_EXERCISE MATERIAL_
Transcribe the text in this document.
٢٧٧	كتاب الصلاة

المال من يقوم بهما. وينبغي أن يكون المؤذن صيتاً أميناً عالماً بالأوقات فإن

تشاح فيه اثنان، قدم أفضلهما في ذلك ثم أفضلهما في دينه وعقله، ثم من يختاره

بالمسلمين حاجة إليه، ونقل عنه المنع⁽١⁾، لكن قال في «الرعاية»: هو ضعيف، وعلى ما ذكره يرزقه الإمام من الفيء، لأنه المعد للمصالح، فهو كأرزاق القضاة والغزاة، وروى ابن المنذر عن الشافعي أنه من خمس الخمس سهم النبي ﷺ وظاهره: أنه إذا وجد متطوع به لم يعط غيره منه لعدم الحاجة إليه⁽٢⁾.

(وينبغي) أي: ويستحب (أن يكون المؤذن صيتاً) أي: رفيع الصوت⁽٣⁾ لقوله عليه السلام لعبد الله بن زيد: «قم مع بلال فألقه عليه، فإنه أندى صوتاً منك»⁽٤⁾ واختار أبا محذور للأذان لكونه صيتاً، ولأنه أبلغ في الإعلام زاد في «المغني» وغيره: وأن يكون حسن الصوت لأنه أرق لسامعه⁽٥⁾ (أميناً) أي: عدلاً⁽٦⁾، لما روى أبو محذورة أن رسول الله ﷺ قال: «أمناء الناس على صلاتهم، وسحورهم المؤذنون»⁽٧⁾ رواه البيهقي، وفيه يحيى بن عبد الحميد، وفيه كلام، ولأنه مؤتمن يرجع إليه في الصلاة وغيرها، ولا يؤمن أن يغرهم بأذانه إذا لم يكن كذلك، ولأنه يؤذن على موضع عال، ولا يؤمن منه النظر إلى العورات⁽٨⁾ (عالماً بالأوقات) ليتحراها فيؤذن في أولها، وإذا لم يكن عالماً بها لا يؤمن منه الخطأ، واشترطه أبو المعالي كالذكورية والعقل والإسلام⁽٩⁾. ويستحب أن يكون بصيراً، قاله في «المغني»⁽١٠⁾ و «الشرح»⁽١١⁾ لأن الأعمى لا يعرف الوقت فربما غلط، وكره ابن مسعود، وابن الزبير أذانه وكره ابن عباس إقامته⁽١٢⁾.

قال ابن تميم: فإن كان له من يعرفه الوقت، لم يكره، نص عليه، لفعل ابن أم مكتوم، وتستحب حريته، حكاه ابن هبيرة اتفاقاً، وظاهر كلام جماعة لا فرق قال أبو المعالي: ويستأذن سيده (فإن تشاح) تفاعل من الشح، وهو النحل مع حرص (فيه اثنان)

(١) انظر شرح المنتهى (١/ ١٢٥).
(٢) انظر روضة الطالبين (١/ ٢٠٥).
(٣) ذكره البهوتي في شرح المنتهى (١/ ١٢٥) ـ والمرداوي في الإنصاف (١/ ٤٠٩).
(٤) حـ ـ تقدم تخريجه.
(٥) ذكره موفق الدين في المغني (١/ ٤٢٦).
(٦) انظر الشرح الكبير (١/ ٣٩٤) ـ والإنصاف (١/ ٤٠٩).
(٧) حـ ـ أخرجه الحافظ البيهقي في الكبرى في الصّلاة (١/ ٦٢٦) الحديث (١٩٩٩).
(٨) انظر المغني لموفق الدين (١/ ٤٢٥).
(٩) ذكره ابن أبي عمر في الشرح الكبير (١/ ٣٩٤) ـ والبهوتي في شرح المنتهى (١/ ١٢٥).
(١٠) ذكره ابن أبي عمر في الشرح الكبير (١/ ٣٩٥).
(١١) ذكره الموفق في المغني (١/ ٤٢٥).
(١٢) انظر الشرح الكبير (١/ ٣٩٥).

_EXERCISE_
Set down every record above exactly as given.

_RESPONSE TO THE EXERCISE_
Transcribe the text in this document.
٢٧٧	كتاب الصلاة

المال من يقوم بهما. وينبغي أن يكون المؤذن صيتاً أميناً عالماً بالأوقات فإن

تشاح فيه اثنان، قدم أفضلهما في ذلك ثم أفضلهما في دينه وعقله، ثم من يختاره

بالمسلمين حاجة إليه، ونقل عنه المنع⁽١⁾، لكن قال في «الرعاية»: هو ضعيف، وعلى ما ذكره يرزقه الإمام من الفيء، لأنه المعد للمصالح، فهو كأرزاق القضاة والغزاة، وروى ابن المنذر عن الشافعي أنه من خمس الخمس سهم النبي ﷺ وظاهره: أنه إذا وجد متطوع به لم يعط غيره منه لعدم الحاجة إليه⁽٢⁾.

(وينبغي) أي: ويستحب (أن يكون المؤذن صيتاً) أي: رفيع الصوت⁽٣⁾ لقوله عليه السلام لعبد الله بن زيد: «قم مع بلال فألقه عليه، فإنه أندى صوتاً منك»⁽٤⁾ واختار أبا محذور للأذان لكونه صيتاً، ولأنه أبلغ في الإعلام زاد في «المغني» وغيره: وأن يكون حسن الصوت لأنه أرق لسامعه⁽٥⁾ (أميناً) أي: عدلاً⁽٦⁾، لما روى أبو محذورة أن رسول الله ﷺ قال: «أمناء الناس على صلاتهم، وسحورهم المؤذنون»⁽٧⁾ رواه البيهقي، وفيه يحيى بن عبد الحميد، وفيه كلام، ولأنه مؤتمن يرجع إليه في الصلاة وغيرها، ولا يؤمن أن يغرهم بأذانه إذا لم يكن كذلك، ولأنه يؤذن على موضع عال، ولا يؤمن منه النظر إلى العورات⁽٨⁾ (عالماً بالأوقات) ليتحراها فيؤذن في أولها، وإذا لم يكن عالماً بها لا يؤمن منه الخطأ، واشترطه أبو المعالي كالذكورية والعقل والإسلام⁽٩⁾. ويستحب أن يكون بصيراً، قاله في «المغني»⁽١٠⁾ و «الشرح»⁽١١⁾ لأن الأعمى لا يعرف الوقت فربما غلط، وكره ابن مسعود، وابن الزبير أذانه وكره ابن عباس إقامته⁽١٢⁾.

قال ابن تميم: فإن كان له من يعرفه الوقت، لم يكره، نص عليه، لفعل ابن أم مكتوم، وتستحب حريته، حكاه ابن هبيرة اتفاقاً، وظاهر كلام جماعة لا فرق قال أبو المعالي: ويستأذن سيده (فإن تشاح) تفاعل من الشح، وهو النحل مع حرص (فيه اثنان)

(١) انظر شرح المنتهى (١/ ١٢٥).
(٢) انظر روضة الطالبين (١/ ٢٠٥).
(٣) ذكره البهوتي في شرح المنتهى (١/ ١٢٥) ـ والمرداوي في الإنصاف (١/ ٤٠٩).
(٤) حـ ـ تقدم تخريجه.
(٥) ذكره موفق الدين في المغني (١/ ٤٢٦).
(٦) انظر الشرح الكبير (١/ ٣٩٤) ـ والإنصاف (١/ ٤٠٩).
(٧) حـ ـ أخرجه الحافظ البيهقي في الكبرى في الصّلاة (١/ ٦٢٦) الحديث (١٩٩٩).
(٨) انظر المغني لموفق الدين (١/ ٤٢٥).
(٩) ذكره ابن أبي عمر في الشرح الكبير (١/ ٣٩٤) ـ والبهوتي في شرح المنتهى (١/ ١٢٥).
(١٠) ذكره ابن أبي عمر في الشرح الكبير (١/ ٣٩٥).
(١١) ذكره الموفق في المغني (١/ ٤٢٥).
(١٢) انظر الشرح الكبير (١/ ٣٩٥).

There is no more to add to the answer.